• _EXERCISE REQUIREMENTS_:
Show each line below that contains the word "right", copied in full.

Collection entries
## Start

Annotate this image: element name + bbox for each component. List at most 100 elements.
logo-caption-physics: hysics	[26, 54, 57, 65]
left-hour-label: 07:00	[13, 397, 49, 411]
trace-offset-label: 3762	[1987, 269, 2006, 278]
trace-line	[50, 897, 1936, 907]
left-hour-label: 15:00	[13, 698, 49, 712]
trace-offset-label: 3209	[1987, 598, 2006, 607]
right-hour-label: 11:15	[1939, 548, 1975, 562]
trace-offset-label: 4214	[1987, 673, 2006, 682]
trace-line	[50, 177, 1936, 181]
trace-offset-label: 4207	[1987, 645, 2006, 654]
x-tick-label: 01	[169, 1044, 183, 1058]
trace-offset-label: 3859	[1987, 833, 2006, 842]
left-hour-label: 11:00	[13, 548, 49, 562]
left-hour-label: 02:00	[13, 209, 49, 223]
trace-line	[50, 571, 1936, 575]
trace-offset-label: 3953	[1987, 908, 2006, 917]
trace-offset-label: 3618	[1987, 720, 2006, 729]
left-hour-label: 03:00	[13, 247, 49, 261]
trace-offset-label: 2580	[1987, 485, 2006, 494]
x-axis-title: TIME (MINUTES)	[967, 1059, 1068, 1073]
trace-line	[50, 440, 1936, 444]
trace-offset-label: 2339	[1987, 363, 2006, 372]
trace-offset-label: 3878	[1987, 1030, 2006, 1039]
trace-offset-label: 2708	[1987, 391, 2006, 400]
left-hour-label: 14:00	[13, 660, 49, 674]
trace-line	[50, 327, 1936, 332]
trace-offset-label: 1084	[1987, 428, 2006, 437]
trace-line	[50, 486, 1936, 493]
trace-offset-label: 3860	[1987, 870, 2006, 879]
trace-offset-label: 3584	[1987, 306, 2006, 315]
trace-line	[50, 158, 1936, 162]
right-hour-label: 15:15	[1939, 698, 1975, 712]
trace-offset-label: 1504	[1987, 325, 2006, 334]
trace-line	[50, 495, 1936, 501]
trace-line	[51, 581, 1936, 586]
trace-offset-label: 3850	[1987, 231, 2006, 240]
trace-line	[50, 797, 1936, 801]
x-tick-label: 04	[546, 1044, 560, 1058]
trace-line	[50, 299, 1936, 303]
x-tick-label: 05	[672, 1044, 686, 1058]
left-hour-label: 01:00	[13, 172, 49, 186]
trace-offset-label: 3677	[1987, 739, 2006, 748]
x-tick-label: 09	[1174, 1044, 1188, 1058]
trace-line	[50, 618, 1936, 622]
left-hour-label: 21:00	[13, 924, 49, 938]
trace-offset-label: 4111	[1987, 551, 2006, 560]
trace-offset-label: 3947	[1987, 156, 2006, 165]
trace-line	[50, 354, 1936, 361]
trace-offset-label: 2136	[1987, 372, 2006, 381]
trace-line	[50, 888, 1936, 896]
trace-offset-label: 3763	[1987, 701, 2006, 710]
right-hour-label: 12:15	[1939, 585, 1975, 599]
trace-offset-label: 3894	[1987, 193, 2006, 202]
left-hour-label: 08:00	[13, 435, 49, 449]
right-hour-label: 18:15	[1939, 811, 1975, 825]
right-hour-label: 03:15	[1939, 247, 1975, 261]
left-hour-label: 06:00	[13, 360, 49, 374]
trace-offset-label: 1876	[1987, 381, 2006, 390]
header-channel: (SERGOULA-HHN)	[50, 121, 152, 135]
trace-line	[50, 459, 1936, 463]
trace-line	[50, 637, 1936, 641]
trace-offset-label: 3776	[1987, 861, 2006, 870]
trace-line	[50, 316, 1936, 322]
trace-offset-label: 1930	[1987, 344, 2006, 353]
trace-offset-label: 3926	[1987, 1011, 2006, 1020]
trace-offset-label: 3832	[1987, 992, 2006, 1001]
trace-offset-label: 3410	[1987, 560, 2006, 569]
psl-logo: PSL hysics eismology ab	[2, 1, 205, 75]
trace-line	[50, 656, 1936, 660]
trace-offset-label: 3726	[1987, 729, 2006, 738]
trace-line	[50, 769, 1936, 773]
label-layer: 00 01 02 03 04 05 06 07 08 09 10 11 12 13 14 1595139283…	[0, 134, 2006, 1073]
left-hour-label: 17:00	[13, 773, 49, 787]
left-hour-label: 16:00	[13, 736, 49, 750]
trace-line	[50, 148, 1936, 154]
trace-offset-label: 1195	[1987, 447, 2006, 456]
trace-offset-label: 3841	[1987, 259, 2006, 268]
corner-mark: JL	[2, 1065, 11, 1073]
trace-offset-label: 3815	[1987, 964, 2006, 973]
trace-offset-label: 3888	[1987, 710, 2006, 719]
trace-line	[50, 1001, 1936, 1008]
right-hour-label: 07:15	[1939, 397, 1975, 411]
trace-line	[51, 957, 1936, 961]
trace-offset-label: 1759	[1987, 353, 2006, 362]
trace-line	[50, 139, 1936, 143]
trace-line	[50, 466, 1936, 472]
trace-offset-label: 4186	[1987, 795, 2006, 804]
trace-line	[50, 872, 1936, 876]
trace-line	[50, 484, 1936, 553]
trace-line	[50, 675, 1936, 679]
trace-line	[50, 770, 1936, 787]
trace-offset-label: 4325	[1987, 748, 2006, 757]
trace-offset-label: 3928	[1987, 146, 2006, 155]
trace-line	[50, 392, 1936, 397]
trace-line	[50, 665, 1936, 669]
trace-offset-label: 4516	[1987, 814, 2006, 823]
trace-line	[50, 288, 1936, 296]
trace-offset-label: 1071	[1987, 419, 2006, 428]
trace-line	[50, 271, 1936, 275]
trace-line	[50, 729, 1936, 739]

## End

• _ANSWER IN FULL_:
right-hour-label: 11:15	[1939, 548, 1975, 562]
right-hour-label: 15:15	[1939, 698, 1975, 712]
right-hour-label: 12:15	[1939, 585, 1975, 599]
right-hour-label: 18:15	[1939, 811, 1975, 825]
right-hour-label: 03:15	[1939, 247, 1975, 261]
right-hour-label: 07:15	[1939, 397, 1975, 411]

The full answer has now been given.